TEXT BLOCK:
From the Globe Investor magazine insert yesterday
Steadyhand Diaries by Tom Bradley
a bit ...
February 21, 2008
PH&N announced it is selling out to Royal Bank. Our blog says it all--"Holy shit!"

It's a sad day. I hate to see a great Vancouver firm get absorbed into Canada's biggest bank. PH&N will be indistinguishable in a year or two.

I never wanted this to happen.

But the deal makes us more unique, which is good...I think. And maybe the bank will bring attention to our small segment of the market.

As we head toward the end of our first year, we're managing $30 million for 300 clients. With weak markets and just a one-year track record, we've got to keep our expectations in check. Only a small portion of our target clientele will invest right now. The early adopters either know us personally or were keen enough to look at our managers' long-term performance.

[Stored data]
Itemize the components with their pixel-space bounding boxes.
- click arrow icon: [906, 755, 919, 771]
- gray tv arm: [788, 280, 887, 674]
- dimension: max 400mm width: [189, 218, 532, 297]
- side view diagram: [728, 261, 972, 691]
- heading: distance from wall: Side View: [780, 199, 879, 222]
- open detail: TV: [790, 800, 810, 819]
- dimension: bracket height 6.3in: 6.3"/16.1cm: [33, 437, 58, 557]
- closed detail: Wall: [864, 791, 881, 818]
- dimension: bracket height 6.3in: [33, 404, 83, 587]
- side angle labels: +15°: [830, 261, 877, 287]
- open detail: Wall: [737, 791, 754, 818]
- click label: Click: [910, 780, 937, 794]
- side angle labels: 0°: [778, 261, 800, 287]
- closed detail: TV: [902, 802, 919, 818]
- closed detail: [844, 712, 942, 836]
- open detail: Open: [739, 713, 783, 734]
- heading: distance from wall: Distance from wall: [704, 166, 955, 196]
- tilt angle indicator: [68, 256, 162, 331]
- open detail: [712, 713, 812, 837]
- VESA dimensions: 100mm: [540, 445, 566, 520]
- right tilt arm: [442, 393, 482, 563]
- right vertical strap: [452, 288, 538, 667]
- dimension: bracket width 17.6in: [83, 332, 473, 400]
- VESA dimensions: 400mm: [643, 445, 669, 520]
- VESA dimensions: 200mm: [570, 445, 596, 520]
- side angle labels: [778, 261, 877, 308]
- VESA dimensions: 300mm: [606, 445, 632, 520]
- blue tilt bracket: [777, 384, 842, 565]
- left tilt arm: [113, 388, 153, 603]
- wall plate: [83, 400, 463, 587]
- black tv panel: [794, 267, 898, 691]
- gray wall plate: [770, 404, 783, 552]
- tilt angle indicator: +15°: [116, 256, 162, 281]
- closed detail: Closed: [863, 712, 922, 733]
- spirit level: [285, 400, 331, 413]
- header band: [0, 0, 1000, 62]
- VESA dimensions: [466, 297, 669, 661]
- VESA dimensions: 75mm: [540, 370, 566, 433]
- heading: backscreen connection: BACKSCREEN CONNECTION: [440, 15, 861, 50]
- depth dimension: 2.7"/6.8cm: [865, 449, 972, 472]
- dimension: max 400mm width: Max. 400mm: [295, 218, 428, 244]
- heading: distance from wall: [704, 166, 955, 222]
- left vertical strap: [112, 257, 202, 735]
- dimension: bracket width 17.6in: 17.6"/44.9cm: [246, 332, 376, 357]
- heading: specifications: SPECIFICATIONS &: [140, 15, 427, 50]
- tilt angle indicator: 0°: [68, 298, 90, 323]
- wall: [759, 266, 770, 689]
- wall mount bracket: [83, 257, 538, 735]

PROBLEM REQUIREMENTS:
Extract the Steadyhand diary excerpt about PH&N's sale to Royal Bank from above, reproducing the whole text word for word.

EXERCISE SOLUTION:
From the Globe Investor magazine insert yesterday
Steadyhand Diaries by Tom Bradley
a bit ...
February 21, 2008
PH&N announced it is selling out to Royal Bank. Our blog says it all--"Holy shit!"

It's a sad day. I hate to see a great Vancouver firm get absorbed into Canada's biggest bank. PH&N will be indistinguishable in a year or two.

I never wanted this to happen.

But the deal makes us more unique, which is good...I think. And maybe the bank will bring attention to our small segment of the market.

As we head toward the end of our first year, we're managing $30 million for 300 clients. With weak markets and just a one-year track record, we've got to keep our expectations in check. Only a small portion of our target clientele will invest right now. The early adopters either know us personally or were keen enough to look at our managers' long-term performance.